- **Exercise**
Copy, in full, each line of the material that holds the word "오늘까지".

- **Provided material**
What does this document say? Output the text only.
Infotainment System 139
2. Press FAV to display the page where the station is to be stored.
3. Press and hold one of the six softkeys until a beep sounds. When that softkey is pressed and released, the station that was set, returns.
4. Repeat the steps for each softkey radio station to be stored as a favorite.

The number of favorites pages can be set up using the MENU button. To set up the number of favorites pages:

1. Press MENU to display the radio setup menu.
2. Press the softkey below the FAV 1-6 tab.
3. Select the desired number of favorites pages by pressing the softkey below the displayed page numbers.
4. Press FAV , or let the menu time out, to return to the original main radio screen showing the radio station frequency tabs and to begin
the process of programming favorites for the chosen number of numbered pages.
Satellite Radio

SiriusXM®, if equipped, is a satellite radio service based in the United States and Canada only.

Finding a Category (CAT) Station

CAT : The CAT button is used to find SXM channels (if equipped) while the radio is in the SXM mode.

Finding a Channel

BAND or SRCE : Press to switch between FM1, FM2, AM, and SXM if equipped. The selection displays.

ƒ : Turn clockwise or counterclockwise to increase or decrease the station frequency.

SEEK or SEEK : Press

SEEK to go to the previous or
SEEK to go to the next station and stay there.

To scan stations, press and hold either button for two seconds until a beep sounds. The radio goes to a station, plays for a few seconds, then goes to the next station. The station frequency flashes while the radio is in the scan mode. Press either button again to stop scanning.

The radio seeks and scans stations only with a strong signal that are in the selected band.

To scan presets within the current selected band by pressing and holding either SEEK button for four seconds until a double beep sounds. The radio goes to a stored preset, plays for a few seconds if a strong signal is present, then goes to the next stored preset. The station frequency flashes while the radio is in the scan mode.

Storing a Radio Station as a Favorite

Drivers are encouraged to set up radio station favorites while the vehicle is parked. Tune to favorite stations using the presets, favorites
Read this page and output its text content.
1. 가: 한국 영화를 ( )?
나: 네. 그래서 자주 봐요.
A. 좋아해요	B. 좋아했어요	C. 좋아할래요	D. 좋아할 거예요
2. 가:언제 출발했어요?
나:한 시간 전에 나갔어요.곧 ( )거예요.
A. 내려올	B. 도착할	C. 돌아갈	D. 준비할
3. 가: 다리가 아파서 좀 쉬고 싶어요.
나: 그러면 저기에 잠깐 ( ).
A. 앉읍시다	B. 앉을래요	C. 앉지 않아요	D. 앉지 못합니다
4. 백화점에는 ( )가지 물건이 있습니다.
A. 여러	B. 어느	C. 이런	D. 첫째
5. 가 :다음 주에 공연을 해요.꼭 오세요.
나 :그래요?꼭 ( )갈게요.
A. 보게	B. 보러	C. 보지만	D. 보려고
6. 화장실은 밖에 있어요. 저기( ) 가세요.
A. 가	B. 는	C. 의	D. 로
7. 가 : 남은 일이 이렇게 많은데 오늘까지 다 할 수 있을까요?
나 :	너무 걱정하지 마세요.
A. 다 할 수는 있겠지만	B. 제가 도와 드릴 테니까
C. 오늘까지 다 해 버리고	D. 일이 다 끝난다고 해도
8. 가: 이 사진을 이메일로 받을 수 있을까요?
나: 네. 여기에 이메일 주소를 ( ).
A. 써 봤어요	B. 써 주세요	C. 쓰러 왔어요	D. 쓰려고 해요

- **Response to this task**
7. 가 : 남은 일이 이렇게 많은데 오늘까지 다 할 수 있을까요?
C. 오늘까지 다 해 버리고	D. 일이 다 끝난다고 해도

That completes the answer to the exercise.